Please repeat all of the listing exactly.

ENTRIES PROVIDED ->
━━━━━━━━━━

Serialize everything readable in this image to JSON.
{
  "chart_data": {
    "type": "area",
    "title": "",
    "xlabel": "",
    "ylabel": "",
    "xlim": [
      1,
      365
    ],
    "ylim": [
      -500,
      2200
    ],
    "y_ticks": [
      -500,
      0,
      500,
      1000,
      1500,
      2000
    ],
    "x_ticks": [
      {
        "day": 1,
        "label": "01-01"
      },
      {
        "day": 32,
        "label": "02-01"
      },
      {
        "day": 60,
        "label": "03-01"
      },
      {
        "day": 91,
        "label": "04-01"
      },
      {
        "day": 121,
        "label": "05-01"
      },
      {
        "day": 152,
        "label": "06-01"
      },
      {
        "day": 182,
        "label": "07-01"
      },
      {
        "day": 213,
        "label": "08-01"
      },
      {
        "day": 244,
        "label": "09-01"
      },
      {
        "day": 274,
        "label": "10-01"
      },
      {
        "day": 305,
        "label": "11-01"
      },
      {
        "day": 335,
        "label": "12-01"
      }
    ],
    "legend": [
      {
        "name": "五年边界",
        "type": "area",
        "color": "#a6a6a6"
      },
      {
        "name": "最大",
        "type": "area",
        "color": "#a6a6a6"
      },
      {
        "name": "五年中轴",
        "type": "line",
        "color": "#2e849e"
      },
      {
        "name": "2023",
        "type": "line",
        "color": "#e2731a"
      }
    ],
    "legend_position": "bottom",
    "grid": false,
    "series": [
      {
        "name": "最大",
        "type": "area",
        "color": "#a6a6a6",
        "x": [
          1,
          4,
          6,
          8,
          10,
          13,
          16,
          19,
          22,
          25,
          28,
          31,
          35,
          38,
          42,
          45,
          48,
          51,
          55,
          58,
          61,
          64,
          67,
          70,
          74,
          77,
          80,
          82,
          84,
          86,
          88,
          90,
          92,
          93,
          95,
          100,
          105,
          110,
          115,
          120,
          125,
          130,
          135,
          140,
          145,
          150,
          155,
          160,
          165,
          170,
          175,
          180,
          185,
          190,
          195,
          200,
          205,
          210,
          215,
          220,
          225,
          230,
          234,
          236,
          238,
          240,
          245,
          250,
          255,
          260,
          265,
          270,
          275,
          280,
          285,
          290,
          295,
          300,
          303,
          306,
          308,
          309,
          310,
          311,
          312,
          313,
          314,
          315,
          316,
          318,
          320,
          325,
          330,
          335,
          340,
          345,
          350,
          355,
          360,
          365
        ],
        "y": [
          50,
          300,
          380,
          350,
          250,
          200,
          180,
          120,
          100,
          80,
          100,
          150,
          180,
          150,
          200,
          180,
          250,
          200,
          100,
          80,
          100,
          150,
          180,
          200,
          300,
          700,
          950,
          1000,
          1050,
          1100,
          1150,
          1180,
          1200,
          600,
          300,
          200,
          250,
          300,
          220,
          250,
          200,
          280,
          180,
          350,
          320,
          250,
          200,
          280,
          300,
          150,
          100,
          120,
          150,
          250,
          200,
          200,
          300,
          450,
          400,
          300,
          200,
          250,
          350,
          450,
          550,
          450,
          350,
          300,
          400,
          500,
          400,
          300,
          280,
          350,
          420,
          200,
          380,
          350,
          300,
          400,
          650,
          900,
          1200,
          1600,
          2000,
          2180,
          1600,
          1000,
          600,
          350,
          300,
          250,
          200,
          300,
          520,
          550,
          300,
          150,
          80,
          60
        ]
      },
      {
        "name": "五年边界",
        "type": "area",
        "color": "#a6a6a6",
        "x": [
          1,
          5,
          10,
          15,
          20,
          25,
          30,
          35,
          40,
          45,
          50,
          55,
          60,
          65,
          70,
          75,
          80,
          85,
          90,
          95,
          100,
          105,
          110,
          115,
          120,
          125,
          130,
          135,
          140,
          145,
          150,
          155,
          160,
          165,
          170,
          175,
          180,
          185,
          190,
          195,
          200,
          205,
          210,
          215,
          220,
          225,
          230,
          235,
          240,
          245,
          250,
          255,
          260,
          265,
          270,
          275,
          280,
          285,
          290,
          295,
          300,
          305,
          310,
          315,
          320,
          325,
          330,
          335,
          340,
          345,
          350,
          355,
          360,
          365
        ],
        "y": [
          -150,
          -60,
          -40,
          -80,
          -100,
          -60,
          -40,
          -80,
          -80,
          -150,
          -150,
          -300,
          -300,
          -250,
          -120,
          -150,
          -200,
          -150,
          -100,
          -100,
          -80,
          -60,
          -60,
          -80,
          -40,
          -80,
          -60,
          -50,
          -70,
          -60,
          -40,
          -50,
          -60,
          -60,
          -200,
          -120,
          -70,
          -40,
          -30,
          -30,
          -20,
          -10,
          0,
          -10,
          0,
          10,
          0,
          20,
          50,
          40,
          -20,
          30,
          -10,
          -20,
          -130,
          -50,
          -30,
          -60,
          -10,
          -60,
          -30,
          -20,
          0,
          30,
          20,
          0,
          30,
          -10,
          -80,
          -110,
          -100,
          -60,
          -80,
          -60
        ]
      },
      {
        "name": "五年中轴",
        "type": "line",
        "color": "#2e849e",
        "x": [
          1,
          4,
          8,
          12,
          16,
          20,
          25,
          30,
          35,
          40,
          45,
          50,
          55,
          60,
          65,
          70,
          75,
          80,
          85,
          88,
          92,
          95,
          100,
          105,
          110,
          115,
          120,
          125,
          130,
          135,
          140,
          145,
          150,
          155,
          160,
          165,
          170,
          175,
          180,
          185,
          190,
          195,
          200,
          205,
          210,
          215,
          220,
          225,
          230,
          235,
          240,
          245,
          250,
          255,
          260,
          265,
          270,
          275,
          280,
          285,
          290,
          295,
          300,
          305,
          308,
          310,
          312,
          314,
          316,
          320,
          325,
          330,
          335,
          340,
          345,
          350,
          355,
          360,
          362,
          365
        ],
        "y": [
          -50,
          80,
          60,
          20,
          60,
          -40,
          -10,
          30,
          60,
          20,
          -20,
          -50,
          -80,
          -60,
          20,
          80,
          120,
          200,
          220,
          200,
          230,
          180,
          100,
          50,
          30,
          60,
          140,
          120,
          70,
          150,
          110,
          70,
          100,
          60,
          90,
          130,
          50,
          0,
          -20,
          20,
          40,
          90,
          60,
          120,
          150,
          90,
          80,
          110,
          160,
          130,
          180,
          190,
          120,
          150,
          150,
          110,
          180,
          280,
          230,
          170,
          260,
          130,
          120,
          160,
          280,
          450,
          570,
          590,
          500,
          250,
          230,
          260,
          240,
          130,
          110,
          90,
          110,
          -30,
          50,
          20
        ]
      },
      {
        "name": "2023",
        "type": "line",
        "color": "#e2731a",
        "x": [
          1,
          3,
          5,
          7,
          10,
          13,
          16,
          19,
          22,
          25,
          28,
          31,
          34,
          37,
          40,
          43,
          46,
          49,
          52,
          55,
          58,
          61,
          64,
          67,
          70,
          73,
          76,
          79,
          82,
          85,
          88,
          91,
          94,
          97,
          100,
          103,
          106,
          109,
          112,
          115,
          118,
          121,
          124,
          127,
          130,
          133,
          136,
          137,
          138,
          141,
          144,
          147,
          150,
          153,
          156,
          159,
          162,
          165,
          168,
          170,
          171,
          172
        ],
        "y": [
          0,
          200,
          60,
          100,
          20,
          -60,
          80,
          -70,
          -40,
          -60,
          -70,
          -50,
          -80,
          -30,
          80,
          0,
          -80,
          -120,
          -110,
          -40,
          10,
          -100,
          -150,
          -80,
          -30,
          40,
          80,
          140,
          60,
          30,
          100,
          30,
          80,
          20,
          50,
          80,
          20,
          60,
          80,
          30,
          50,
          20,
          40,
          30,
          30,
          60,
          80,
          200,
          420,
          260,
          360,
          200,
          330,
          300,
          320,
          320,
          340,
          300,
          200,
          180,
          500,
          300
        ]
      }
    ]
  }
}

━━━━━━━━━━

RESULT OF THE TASK ->
Serialize everything readable in this image to JSON.
{
  "chart_data": {
    "type": "area",
    "title": "",
    "xlabel": "",
    "ylabel": "",
    "xlim": [
      1,
      365
    ],
    "ylim": [
      -500,
      2200
    ],
    "y_ticks": [
      -500,
      0,
      500,
      1000,
      1500,
      2000
    ],
    "x_ticks": [
      {
        "day": 1,
        "label": "01-01"
      },
      {
        "day": 32,
        "label": "02-01"
      },
      {
        "day": 60,
        "label": "03-01"
      },
      {
        "day": 91,
        "label": "04-01"
      },
      {
        "day": 121,
        "label": "05-01"
      },
      {
        "day": 152,
        "label": "06-01"
      },
      {
        "day": 182,
        "label": "07-01"
      },
      {
        "day": 213,
        "label": "08-01"
      },
      {
        "day": 244,
        "label": "09-01"
      },
      {
        "day": 274,
        "label": "10-01"
      },
      {
        "day": 305,
        "label": "11-01"
      },
      {
        "day": 335,
        "label": "12-01"
      }
    ],
    "legend": [
      {
        "name": "五年边界",
        "type": "area",
        "color": "#a6a6a6"
      },
      {
        "name": "最大",
        "type": "area",
        "color": "#a6a6a6"
      },
      {
        "name": "五年中轴",
        "type": "line",
        "color": "#2e849e"
      },
      {
        "name": "2023",
        "type": "line",
        "color": "#e2731a"
      }
    ],
    "legend_position": "bottom",
    "grid": false,
    "series": [
      {
        "name": "最大",
        "type": "area",
        "color": "#a6a6a6",
        "x": [
          1,
          4,
          6,
          8,
          10,
          13,
          16,
          19,
          22,
          25,
          28,
          31,
          35,
          38,
          42,
          45,
          48,
          51,
          55,
          58,
          61,
          64,
          67,
          70,
          74,
          77,
          80,
          82,
          84,
          86,
          88,
          90,
          92,
          93,
          95,
          100,
          105,
          110,
          115,
          120,
          125,
          130,
          135,
          140,
          145,
          150,
          155,
          160,
          165,
          170,
          175,
          180,
          185,
          190,
          195,
          200,
          205,
          210,
          215,
          220,
          225,
          230,
          234,
          236,
          238,
          240,
          245,
          250,
          255,
          260,
          265,
          270,
          275,
          280,
          285,
          290,
          295,
          300,
          303,
          306,
          308,
          309,
          310,
          311,
          312,
          313,
          314,
          315,
          316,
          318,
          320,
          325,
          330,
          335,
          340,
          345,
          350,
          355,
          360,
          365
        ],
        "y": [
          50,
          300,
          380,
          350,
          250,
          200,
          180,
          120,
          100,
          80,
          100,
          150,
          180,
          150,
          200,
          180,
          250,
          200,
          100,
          80,
          100,
          150,
          180,
          200,
          300,
          700,
          950,
          1000,
          1050,
          1100,
          1150,
          1180,
          1200,
          600,
          300,
          200,
          250,
          300,
          220,
          250,
          200,
          280,
          180,
          350,
          320,
          250,
          200,
          280,
          300,
          150,
          100,
          120,
          150,
          250,
          200,
          200,
          300,
          450,
          400,
          300,
          200,
          250,
          350,
          450,
          550,
          450,
          350,
          300,
          400,
          500,
          400,
          300,
          280,
          350,
          420,
          200,
          380,
          350,
          300,
          400,
          650,
          900,
          1200,
          1600,
          2000,
          2180,
          1600,
          1000,
          600,
          350,
          300,
          250,
          200,
          300,
          520,
          550,
          300,
          150,
          80,
          60
        ]
      },
      {
        "name": "五年边界",
        "type": "area",
        "color": "#a6a6a6",
        "x": [
          1,
          5,
          10,
          15,
          20,
          25,
          30,
          35,
          40,
          45,
          50,
          55,
          60,
          65,
          70,
          75,
          80,
          85,
          90,
          95,
          100,
          105,
          110,
          115,
          120,
          125,
          130,
          135,
          140,
          145,
          150,
          155,
          160,
          165,
          170,
          175,
          180,
          185,
          190,
          195,
          200,
          205,
          210,
          215,
          220,
          225,
          230,
          235,
          240,
          245,
          250,
          255,
          260,
          265,
          270,
          275,
          280,
          285,
          290,
          295,
          300,
          305,
          310,
          315,
          320,
          325,
          330,
          335,
          340,
          345,
          350,
          355,
          360,
          365
        ],
        "y": [
          -150,
          -60,
          -40,
          -80,
          -100,
          -60,
          -40,
          -80,
          -80,
          -150,
          -150,
          -300,
          -300,
          -250,
          -120,
          -150,
          -200,
          -150,
          -100,
          -100,
          -80,
          -60,
          -60,
          -80,
          -40,
          -80,
          -60,
          -50,
          -70,
          -60,
          -40,
          -50,
          -60,
          -60,
          -200,
          -120,
          -70,
          -40,
          -30,
          -30,
          -20,
          -10,
          0,
          -10,
          0,
          10,
          0,
          20,
          50,
          40,
          -20,
          30,
          -10,
          -20,
          -130,
          -50,
          -30,
          -60,
          -10,
          -60,
          -30,
          -20,
          0,
          30,
          20,
          0,
          30,
          -10,
          -80,
          -110,
          -100,
          -60,
          -80,
          -60
        ]
      },
      {
        "name": "五年中轴",
        "type": "line",
        "color": "#2e849e",
        "x": [
          1,
          4,
          8,
          12,
          16,
          20,
          25,
          30,
          35,
          40,
          45,
          50,
          55,
          60,
          65,
          70,
          75,
          80,
          85,
          88,
          92,
          95,
          100,
          105,
          110,
          115,
          120,
          125,
          130,
          135,
          140,
          145,
          150,
          155,
          160,
          165,
          170,
          175,
          180,
          185,
          190,
          195,
          200,
          205,
          210,
          215,
          220,
          225,
          230,
          235,
          240,
          245,
          250,
          255,
          260,
          265,
          270,
          275,
          280,
          285,
          290,
          295,
          300,
          305,
          308,
          310,
          312,
          314,
          316,
          320,
          325,
          330,
          335,
          340,
          345,
          350,
          355,
          360,
          362,
          365
        ],
        "y": [
          -50,
          80,
          60,
          20,
          60,
          -40,
          -10,
          30,
          60,
          20,
          -20,
          -50,
          -80,
          -60,
          20,
          80,
          120,
          200,
          220,
          200,
          230,
          180,
          100,
          50,
          30,
          60,
          140,
          120,
          70,
          150,
          110,
          70,
          100,
          60,
          90,
          130,
          50,
          0,
          -20,
          20,
          40,
          90,
          60,
          120,
          150,
          90,
          80,
          110,
          160,
          130,
          180,
          190,
          120,
          150,
          150,
          110,
          180,
          280,
          230,
          170,
          260,
          130,
          120,
          160,
          280,
          450,
          570,
          590,
          500,
          250,
          230,
          260,
          240,
          130,
          110,
          90,
          110,
          -30,
          50,
          20
        ]
      },
      {
        "name": "2023",
        "type": "line",
        "color": "#e2731a",
        "x": [
          1,
          3,
          5,
          7,
          10,
          13,
          16,
          19,
          22,
          25,
          28,
          31,
          34,
          37,
          40,
          43,
          46,
          49,
          52,
          55,
          58,
          61,
          64,
          67,
          70,
          73,
          76,
          79,
          82,
          85,
          88,
          91,
          94,
          97,
          100,
          103,
          106,
          109,
          112,
          115,
          118,
          121,
          124,
          127,
          130,
          133,
          136,
          137,
          138,
          141,
          144,
          147,
          150,
          153,
          156,
          159,
          162,
          165,
          168,
          170,
          171,
          172
        ],
        "y": [
          0,
          200,
          60,
          100,
          20,
          -60,
          80,
          -70,
          -40,
          -60,
          -70,
          -50,
          -80,
          -30,
          80,
          0,
          -80,
          -120,
          -110,
          -40,
          10,
          -100,
          -150,
          -80,
          -30,
          40,
          80,
          140,
          60,
          30,
          100,
          30,
          80,
          20,
          50,
          80,
          20,
          60,
          80,
          30,
          50,
          20,
          40,
          30,
          30,
          60,
          80,
          200,
          420,
          260,
          360,
          200,
          330,
          300,
          320,
          320,
          340,
          300,
          200,
          180,
          500,
          300
        ]
      }
    ]
  }
}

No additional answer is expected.